**REQUIREMENT**
Copy out all of the material, matching it word for word.

Extracts from a graphics dataset
.....
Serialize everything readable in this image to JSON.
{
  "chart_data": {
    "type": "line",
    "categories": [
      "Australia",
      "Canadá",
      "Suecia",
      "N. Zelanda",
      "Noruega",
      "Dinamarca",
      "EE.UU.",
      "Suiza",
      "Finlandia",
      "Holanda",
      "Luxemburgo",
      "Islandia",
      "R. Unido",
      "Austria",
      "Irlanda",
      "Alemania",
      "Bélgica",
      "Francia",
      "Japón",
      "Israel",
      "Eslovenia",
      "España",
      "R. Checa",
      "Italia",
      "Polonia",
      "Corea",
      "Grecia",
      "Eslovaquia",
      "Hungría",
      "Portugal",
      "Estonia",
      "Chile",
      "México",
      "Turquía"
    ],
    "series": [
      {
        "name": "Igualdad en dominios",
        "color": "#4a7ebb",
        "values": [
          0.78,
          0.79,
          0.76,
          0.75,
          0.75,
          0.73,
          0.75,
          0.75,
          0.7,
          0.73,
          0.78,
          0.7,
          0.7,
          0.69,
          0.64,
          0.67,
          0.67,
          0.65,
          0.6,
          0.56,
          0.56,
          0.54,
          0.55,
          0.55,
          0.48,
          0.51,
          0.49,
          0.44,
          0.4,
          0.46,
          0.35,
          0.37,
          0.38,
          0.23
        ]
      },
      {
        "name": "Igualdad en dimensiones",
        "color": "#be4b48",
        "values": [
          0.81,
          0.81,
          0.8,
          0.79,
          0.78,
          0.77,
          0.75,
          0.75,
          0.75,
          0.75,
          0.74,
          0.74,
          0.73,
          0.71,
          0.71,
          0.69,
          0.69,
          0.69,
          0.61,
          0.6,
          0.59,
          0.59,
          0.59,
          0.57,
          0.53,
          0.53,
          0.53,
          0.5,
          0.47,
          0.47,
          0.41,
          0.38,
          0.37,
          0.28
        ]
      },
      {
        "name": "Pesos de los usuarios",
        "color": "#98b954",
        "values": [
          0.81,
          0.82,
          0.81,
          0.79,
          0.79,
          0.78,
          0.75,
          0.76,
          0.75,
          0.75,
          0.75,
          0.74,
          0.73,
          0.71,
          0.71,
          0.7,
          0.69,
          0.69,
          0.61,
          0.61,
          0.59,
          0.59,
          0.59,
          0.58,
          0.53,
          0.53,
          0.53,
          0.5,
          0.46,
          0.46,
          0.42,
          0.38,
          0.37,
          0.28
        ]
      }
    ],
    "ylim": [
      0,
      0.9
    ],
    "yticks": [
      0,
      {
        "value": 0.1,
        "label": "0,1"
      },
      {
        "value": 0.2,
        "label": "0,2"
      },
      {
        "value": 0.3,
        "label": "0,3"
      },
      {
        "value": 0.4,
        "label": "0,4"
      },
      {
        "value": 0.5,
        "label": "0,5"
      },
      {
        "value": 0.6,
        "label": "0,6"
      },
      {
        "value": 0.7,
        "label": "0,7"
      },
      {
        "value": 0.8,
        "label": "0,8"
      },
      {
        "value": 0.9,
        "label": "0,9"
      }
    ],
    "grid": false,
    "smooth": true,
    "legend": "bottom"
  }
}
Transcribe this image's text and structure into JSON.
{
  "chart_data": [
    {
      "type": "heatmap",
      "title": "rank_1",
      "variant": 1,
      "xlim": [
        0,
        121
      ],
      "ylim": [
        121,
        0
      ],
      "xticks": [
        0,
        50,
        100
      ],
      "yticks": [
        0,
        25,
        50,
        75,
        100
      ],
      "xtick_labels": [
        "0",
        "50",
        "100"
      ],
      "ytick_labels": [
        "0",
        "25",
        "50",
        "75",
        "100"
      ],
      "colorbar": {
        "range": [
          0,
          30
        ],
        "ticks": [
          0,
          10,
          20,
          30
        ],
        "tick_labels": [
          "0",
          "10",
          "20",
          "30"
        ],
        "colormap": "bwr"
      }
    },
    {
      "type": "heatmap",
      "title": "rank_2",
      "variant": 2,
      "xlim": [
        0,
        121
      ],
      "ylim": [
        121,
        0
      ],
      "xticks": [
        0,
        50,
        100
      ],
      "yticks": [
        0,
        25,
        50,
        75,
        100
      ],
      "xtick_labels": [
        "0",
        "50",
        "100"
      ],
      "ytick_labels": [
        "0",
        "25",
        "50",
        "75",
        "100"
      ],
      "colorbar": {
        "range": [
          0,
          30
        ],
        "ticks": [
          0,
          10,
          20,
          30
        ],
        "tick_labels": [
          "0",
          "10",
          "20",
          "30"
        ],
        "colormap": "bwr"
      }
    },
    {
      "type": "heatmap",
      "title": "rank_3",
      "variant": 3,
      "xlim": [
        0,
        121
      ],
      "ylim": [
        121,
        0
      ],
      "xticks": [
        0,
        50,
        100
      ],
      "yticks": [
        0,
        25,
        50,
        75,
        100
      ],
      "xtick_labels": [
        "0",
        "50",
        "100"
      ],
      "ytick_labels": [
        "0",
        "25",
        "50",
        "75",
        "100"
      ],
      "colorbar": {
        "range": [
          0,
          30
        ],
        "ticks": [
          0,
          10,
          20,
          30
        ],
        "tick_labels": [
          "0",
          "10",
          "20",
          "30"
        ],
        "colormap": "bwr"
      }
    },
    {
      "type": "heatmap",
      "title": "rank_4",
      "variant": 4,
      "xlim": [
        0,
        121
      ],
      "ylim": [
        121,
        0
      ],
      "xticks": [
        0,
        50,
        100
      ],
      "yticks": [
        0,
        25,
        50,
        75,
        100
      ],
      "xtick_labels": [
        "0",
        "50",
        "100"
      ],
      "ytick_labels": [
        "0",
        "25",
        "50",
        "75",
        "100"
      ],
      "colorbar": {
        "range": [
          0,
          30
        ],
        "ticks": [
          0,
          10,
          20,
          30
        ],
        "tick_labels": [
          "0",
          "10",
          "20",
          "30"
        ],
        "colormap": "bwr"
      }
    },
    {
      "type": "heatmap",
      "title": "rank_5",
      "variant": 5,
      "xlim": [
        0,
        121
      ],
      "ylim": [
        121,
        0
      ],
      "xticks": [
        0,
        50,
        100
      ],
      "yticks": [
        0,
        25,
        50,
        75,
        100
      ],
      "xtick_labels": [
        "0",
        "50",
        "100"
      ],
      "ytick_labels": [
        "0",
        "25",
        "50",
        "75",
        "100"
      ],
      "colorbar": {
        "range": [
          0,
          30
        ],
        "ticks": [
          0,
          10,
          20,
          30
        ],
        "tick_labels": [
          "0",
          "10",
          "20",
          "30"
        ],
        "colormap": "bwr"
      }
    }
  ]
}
.....
**CORRECT RESULT**
Serialize everything readable in this image to JSON.
{
  "chart_data": {
    "type": "line",
    "categories": [
      "Australia",
      "Canadá",
      "Suecia",
      "N. Zelanda",
      "Noruega",
      "Dinamarca",
      "EE.UU.",
      "Suiza",
      "Finlandia",
      "Holanda",
      "Luxemburgo",
      "Islandia",
      "R. Unido",
      "Austria",
      "Irlanda",
      "Alemania",
      "Bélgica",
      "Francia",
      "Japón",
      "Israel",
      "Eslovenia",
      "España",
      "R. Checa",
      "Italia",
      "Polonia",
      "Corea",
      "Grecia",
      "Eslovaquia",
      "Hungría",
      "Portugal",
      "Estonia",
      "Chile",
      "México",
      "Turquía"
    ],
    "series": [
      {
        "name": "Igualdad en dominios",
        "color": "#4a7ebb",
        "values": [
          0.78,
          0.79,
          0.76,
          0.75,
          0.75,
          0.73,
          0.75,
          0.75,
          0.7,
          0.73,
          0.78,
          0.7,
          0.7,
          0.69,
          0.64,
          0.67,
          0.67,
          0.65,
          0.6,
          0.56,
          0.56,
          0.54,
          0.55,
          0.55,
          0.48,
          0.51,
          0.49,
          0.44,
          0.4,
          0.46,
          0.35,
          0.37,
          0.38,
          0.23
        ]
      },
      {
        "name": "Igualdad en dimensiones",
        "color": "#be4b48",
        "values": [
          0.81,
          0.81,
          0.8,
          0.79,
          0.78,
          0.77,
          0.75,
          0.75,
          0.75,
          0.75,
          0.74,
          0.74,
          0.73,
          0.71,
          0.71,
          0.69,
          0.69,
          0.69,
          0.61,
          0.6,
          0.59,
          0.59,
          0.59,
          0.57,
          0.53,
          0.53,
          0.53,
          0.5,
          0.47,
          0.47,
          0.41,
          0.38,
          0.37,
          0.28
        ]
      },
      {
        "name": "Pesos de los usuarios",
        "color": "#98b954",
        "values": [
          0.81,
          0.82,
          0.81,
          0.79,
          0.79,
          0.78,
          0.75,
          0.76,
          0.75,
          0.75,
          0.75,
          0.74,
          0.73,
          0.71,
          0.71,
          0.7,
          0.69,
          0.69,
          0.61,
          0.61,
          0.59,
          0.59,
          0.59,
          0.58,
          0.53,
          0.53,
          0.53,
          0.5,
          0.46,
          0.46,
          0.42,
          0.38,
          0.37,
          0.28
        ]
      }
    ],
    "ylim": [
      0,
      0.9
    ],
    "yticks": [
      0,
      {
        "value": 0.1,
        "label": "0,1"
      },
      {
        "value": 0.2,
        "label": "0,2"
      },
      {
        "value": 0.3,
        "label": "0,3"
      },
      {
        "value": 0.4,
        "label": "0,4"
      },
      {
        "value": 0.5,
        "label": "0,5"
      },
      {
        "value": 0.6,
        "label": "0,6"
      },
      {
        "value": 0.7,
        "label": "0,7"
      },
      {
        "value": 0.8,
        "label": "0,8"
      },
      {
        "value": 0.9,
        "label": "0,9"
      }
    ],
    "grid": false,
    "smooth": true,
    "legend": "bottom"
  }
}
Transcribe this image's text and structure into JSON.
{
  "chart_data": [
    {
      "type": "heatmap",
      "title": "rank_1",
      "variant": 1,
      "xlim": [
        0,
        121
      ],
      "ylim": [
        121,
        0
      ],
      "xticks": [
        0,
        50,
        100
      ],
      "yticks": [
        0,
        25,
        50,
        75,
        100
      ],
      "xtick_labels": [
        "0",
        "50",
        "100"
      ],
      "ytick_labels": [
        "0",
        "25",
        "50",
        "75",
        "100"
      ],
      "colorbar": {
        "range": [
          0,
          30
        ],
        "ticks": [
          0,
          10,
          20,
          30
        ],
        "tick_labels": [
          "0",
          "10",
          "20",
          "30"
        ],
        "colormap": "bwr"
      }
    },
    {
      "type": "heatmap",
      "title": "rank_2",
      "variant": 2,
      "xlim": [
        0,
        121
      ],
      "ylim": [
        121,
        0
      ],
      "xticks": [
        0,
        50,
        100
      ],
      "yticks": [
        0,
        25,
        50,
        75,
        100
      ],
      "xtick_labels": [
        "0",
        "50",
        "100"
      ],
      "ytick_labels": [
        "0",
        "25",
        "50",
        "75",
        "100"
      ],
      "colorbar": {
        "range": [
          0,
          30
        ],
        "ticks": [
          0,
          10,
          20,
          30
        ],
        "tick_labels": [
          "0",
          "10",
          "20",
          "30"
        ],
        "colormap": "bwr"
      }
    },
    {
      "type": "heatmap",
      "title": "rank_3",
      "variant": 3,
      "xlim": [
        0,
        121
      ],
      "ylim": [
        121,
        0
      ],
      "xticks": [
        0,
        50,
        100
      ],
      "yticks": [
        0,
        25,
        50,
        75,
        100
      ],
      "xtick_labels": [
        "0",
        "50",
        "100"
      ],
      "ytick_labels": [
        "0",
        "25",
        "50",
        "75",
        "100"
      ],
      "colorbar": {
        "range": [
          0,
          30
        ],
        "ticks": [
          0,
          10,
          20,
          30
        ],
        "tick_labels": [
          "0",
          "10",
          "20",
          "30"
        ],
        "colormap": "bwr"
      }
    },
    {
      "type": "heatmap",
      "title": "rank_4",
      "variant": 4,
      "xlim": [
        0,
        121
      ],
      "ylim": [
        121,
        0
      ],
      "xticks": [
        0,
        50,
        100
      ],
      "yticks": [
        0,
        25,
        50,
        75,
        100
      ],
      "xtick_labels": [
        "0",
        "50",
        "100"
      ],
      "ytick_labels": [
        "0",
        "25",
        "50",
        "75",
        "100"
      ],
      "colorbar": {
        "range": [
          0,
          30
        ],
        "ticks": [
          0,
          10,
          20,
          30
        ],
        "tick_labels": [
          "0",
          "10",
          "20",
          "30"
        ],
        "colormap": "bwr"
      }
    },
    {
      "type": "heatmap",
      "title": "rank_5",
      "variant": 5,
      "xlim": [
        0,
        121
      ],
      "ylim": [
        121,
        0
      ],
      "xticks": [
        0,
        50,
        100
      ],
      "yticks": [
        0,
        25,
        50,
        75,
        100
      ],
      "xtick_labels": [
        "0",
        "50",
        "100"
      ],
      "ytick_labels": [
        "0",
        "25",
        "50",
        "75",
        "100"
      ],
      "colorbar": {
        "range": [
          0,
          30
        ],
        "ticks": [
          0,
          10,
          20,
          30
        ],
        "tick_labels": [
          "0",
          "10",
          "20",
          "30"
        ],
        "colormap": "bwr"
      }
    }
  ]
}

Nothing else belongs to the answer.